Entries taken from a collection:
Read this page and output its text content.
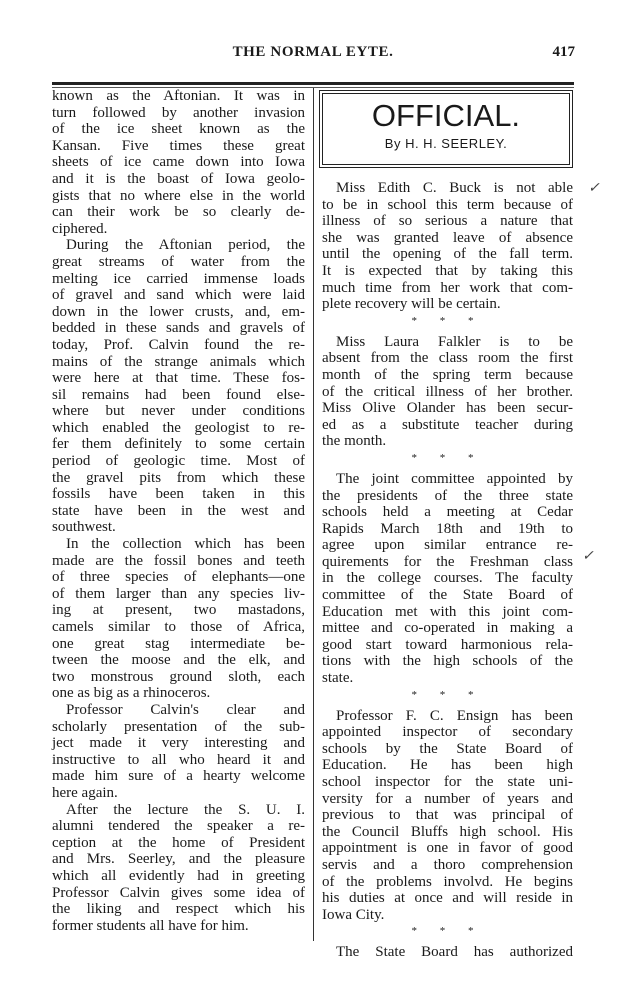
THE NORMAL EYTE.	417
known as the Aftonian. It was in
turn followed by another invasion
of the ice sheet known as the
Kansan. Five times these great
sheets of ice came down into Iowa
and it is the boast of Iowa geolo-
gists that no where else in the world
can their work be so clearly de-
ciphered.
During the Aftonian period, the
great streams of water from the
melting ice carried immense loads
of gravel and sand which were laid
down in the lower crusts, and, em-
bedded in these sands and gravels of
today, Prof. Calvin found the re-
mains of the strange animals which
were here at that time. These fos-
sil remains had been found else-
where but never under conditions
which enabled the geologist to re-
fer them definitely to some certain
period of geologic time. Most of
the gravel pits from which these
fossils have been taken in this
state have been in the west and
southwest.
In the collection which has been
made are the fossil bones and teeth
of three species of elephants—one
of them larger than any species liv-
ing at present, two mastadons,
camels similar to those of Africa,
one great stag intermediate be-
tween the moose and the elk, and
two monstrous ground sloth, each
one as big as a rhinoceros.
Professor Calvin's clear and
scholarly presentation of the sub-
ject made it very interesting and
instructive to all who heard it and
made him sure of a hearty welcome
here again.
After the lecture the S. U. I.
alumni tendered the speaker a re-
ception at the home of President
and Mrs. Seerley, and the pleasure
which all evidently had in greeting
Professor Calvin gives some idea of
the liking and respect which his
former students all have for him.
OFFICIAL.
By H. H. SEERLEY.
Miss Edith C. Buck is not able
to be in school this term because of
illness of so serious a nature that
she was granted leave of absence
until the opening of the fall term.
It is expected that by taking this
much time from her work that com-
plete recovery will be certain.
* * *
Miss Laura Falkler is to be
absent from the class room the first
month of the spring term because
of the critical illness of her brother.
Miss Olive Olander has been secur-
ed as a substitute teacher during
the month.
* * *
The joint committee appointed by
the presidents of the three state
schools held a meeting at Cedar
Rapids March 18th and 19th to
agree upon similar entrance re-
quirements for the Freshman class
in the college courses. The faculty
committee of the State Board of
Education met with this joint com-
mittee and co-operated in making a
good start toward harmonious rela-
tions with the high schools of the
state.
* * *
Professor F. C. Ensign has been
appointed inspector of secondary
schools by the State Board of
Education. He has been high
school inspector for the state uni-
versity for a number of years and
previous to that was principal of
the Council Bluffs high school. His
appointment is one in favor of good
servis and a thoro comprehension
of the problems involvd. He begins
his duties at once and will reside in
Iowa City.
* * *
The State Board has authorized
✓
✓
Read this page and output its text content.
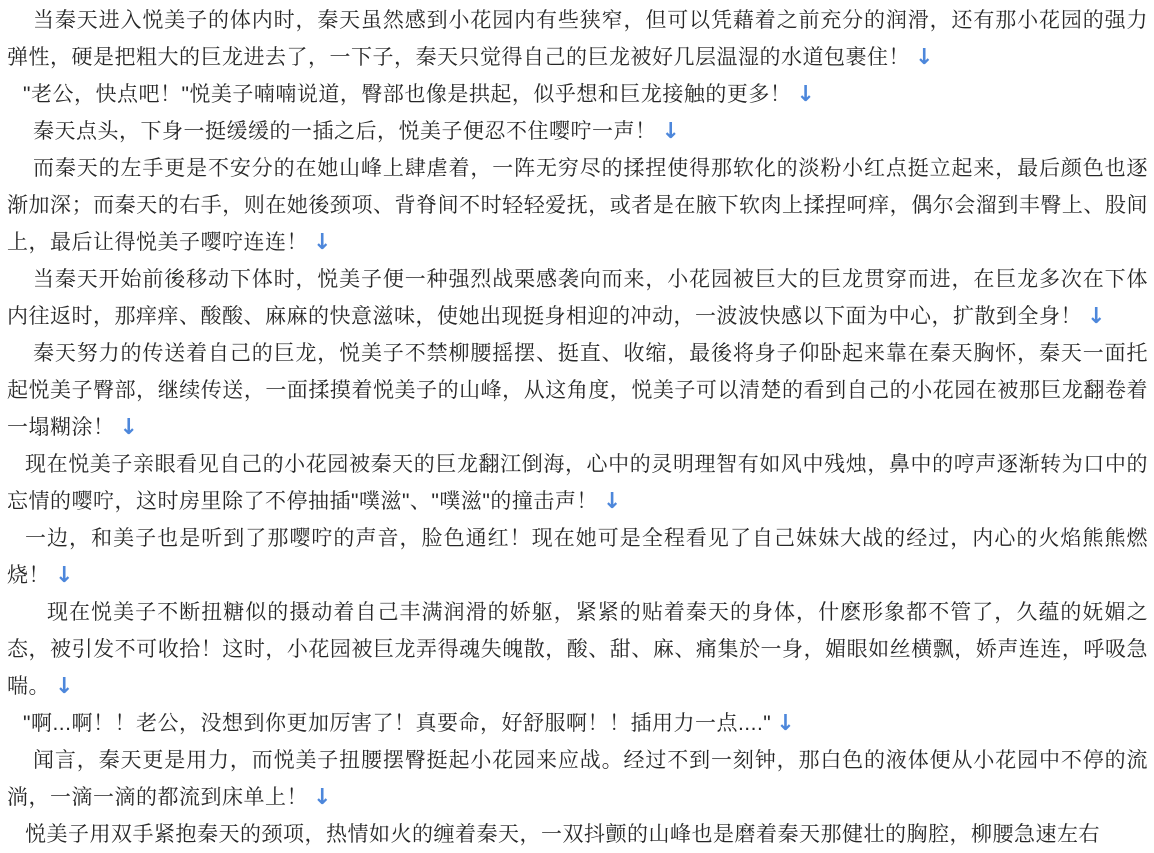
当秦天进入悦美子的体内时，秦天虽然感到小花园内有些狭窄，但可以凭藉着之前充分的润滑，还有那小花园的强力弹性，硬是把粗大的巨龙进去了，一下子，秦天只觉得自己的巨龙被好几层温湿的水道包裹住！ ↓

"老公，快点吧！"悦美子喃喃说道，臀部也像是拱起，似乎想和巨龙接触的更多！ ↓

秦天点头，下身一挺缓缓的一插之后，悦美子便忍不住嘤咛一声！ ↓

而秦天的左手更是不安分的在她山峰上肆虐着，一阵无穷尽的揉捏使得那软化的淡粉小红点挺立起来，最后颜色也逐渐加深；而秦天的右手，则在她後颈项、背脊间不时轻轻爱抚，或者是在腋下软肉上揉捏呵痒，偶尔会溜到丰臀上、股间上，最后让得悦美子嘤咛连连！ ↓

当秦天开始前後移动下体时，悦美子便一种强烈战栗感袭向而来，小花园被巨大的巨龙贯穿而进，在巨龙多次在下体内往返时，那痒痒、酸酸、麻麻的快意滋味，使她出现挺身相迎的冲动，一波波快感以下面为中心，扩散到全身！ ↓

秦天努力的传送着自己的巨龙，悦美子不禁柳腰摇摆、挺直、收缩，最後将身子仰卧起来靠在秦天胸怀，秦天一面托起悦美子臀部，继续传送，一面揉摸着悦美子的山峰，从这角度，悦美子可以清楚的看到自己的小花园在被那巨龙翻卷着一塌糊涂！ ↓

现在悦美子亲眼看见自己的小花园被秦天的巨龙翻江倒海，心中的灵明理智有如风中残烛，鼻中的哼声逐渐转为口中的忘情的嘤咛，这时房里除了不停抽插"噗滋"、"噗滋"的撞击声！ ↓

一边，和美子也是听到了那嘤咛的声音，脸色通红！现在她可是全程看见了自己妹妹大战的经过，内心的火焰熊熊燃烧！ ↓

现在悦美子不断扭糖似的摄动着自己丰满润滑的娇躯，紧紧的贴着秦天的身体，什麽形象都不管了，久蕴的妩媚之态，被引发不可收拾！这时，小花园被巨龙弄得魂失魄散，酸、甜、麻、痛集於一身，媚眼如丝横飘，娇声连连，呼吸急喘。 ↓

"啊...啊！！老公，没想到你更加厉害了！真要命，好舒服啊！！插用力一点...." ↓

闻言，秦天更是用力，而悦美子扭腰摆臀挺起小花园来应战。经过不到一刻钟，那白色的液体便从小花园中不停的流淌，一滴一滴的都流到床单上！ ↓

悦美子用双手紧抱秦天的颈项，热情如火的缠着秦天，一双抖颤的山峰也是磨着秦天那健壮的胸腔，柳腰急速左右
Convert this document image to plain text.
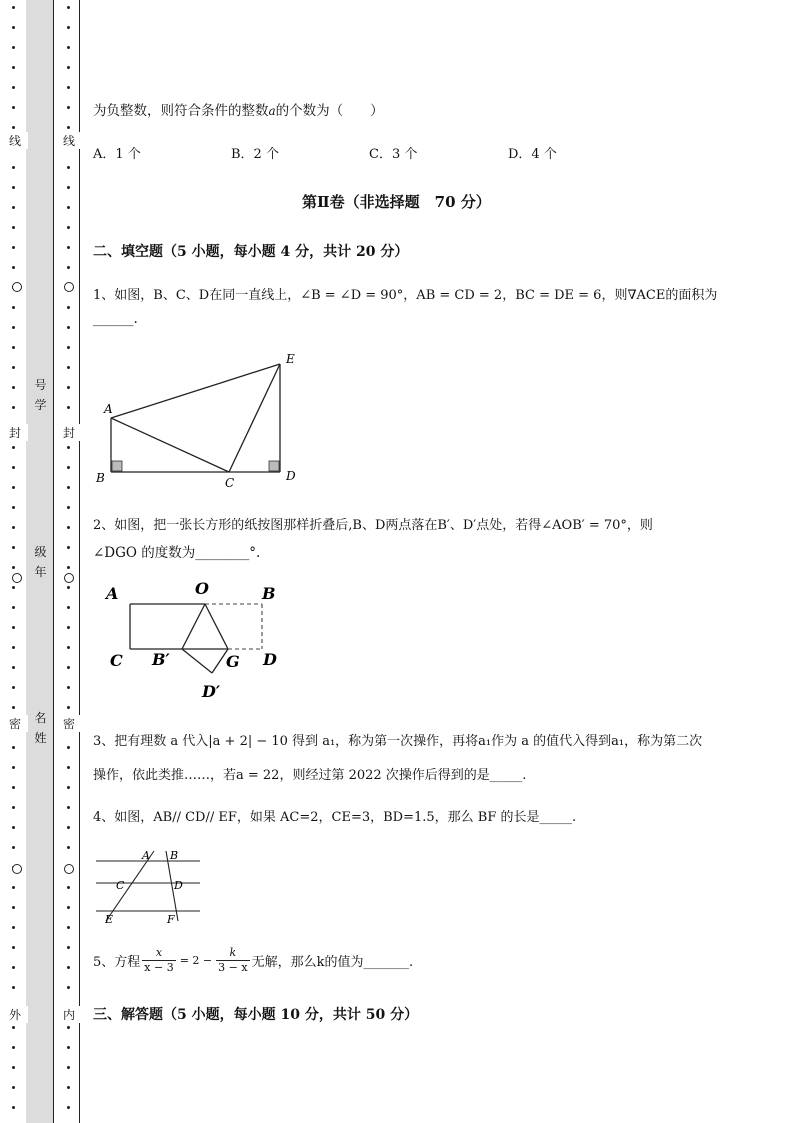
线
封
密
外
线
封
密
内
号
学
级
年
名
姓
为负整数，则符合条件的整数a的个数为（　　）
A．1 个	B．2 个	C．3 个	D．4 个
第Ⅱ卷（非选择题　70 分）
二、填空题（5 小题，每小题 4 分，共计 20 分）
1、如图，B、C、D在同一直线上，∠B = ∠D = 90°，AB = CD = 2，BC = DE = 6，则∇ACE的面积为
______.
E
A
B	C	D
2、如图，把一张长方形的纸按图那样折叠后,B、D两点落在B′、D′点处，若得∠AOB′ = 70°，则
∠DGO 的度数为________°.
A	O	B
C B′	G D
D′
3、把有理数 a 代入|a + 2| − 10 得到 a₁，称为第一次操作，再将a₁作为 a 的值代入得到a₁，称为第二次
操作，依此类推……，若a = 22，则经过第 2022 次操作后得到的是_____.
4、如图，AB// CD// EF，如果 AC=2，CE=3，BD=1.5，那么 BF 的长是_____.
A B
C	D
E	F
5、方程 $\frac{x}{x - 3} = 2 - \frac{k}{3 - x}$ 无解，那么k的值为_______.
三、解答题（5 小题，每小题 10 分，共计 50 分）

INSTRUCTIONS FOR THE TASK: Copy every line above in which the string "known" shows up.

ANSWER TO THE TASK:
known as the Aftonian. It was in
of the ice sheet known as the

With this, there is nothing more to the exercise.